[BEGIN Records shown]
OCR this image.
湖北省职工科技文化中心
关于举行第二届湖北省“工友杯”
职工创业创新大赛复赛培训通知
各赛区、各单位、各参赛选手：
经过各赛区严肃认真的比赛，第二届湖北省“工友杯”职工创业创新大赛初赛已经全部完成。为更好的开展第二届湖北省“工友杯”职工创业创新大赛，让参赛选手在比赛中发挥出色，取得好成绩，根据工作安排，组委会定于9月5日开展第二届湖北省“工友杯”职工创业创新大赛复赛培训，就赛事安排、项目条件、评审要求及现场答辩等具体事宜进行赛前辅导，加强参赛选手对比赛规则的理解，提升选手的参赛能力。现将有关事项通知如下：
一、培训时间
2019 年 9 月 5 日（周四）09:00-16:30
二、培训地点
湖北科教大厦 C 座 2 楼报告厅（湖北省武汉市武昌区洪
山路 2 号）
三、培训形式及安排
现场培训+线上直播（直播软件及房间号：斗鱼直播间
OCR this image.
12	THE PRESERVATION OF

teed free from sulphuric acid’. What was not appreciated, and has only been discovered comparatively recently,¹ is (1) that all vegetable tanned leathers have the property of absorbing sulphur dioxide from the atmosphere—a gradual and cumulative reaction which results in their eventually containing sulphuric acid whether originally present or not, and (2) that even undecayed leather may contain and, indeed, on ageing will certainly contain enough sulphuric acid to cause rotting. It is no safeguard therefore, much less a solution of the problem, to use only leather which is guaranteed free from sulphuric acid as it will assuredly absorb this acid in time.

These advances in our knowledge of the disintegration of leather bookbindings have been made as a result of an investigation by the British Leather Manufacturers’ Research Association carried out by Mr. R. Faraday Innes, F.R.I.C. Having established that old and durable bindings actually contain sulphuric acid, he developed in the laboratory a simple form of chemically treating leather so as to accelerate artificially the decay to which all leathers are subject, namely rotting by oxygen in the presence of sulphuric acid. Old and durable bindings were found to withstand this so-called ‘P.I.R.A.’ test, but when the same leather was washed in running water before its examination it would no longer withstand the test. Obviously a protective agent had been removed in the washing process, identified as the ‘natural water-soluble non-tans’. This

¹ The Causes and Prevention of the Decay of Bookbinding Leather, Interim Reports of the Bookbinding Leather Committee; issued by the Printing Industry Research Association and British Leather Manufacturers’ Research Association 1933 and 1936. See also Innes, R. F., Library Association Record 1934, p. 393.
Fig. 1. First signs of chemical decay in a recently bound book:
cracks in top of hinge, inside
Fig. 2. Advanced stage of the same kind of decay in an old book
[END Records shown]
◆ **Objective**
Write out every entry again exactly, please, with nothing missing.

◆ **Response to the exercise**
OCR this image.
湖北省职工科技文化中心
关于举行第二届湖北省“工友杯”
职工创业创新大赛复赛培训通知
各赛区、各单位、各参赛选手：
经过各赛区严肃认真的比赛，第二届湖北省“工友杯”职工创业创新大赛初赛已经全部完成。为更好的开展第二届湖北省“工友杯”职工创业创新大赛，让参赛选手在比赛中发挥出色，取得好成绩，根据工作安排，组委会定于9月5日开展第二届湖北省“工友杯”职工创业创新大赛复赛培训，就赛事安排、项目条件、评审要求及现场答辩等具体事宜进行赛前辅导，加强参赛选手对比赛规则的理解，提升选手的参赛能力。现将有关事项通知如下：
一、培训时间
2019 年 9 月 5 日（周四）09:00-16:30
二、培训地点
湖北科教大厦 C 座 2 楼报告厅（湖北省武汉市武昌区洪
山路 2 号）
三、培训形式及安排
现场培训+线上直播（直播软件及房间号：斗鱼直播间
OCR this image.
12	THE PRESERVATION OF

teed free from sulphuric acid’. What was not appreciated, and has only been discovered comparatively recently,¹ is (1) that all vegetable tanned leathers have the property of absorbing sulphur dioxide from the atmosphere—a gradual and cumulative reaction which results in their eventually containing sulphuric acid whether originally present or not, and (2) that even undecayed leather may contain and, indeed, on ageing will certainly contain enough sulphuric acid to cause rotting. It is no safeguard therefore, much less a solution of the problem, to use only leather which is guaranteed free from sulphuric acid as it will assuredly absorb this acid in time.

These advances in our knowledge of the disintegration of leather bookbindings have been made as a result of an investigation by the British Leather Manufacturers’ Research Association carried out by Mr. R. Faraday Innes, F.R.I.C. Having established that old and durable bindings actually contain sulphuric acid, he developed in the laboratory a simple form of chemically treating leather so as to accelerate artificially the decay to which all leathers are subject, namely rotting by oxygen in the presence of sulphuric acid. Old and durable bindings were found to withstand this so-called ‘P.I.R.A.’ test, but when the same leather was washed in running water before its examination it would no longer withstand the test. Obviously a protective agent had been removed in the washing process, identified as the ‘natural water-soluble non-tans’. This

¹ The Causes and Prevention of the Decay of Bookbinding Leather, Interim Reports of the Bookbinding Leather Committee; issued by the Printing Industry Research Association and British Leather Manufacturers’ Research Association 1933 and 1936. See also Innes, R. F., Library Association Record 1934, p. 393.
Fig. 1. First signs of chemical decay in a recently bound book:
cracks in top of hinge, inside
Fig. 2. Advanced stage of the same kind of decay in an old book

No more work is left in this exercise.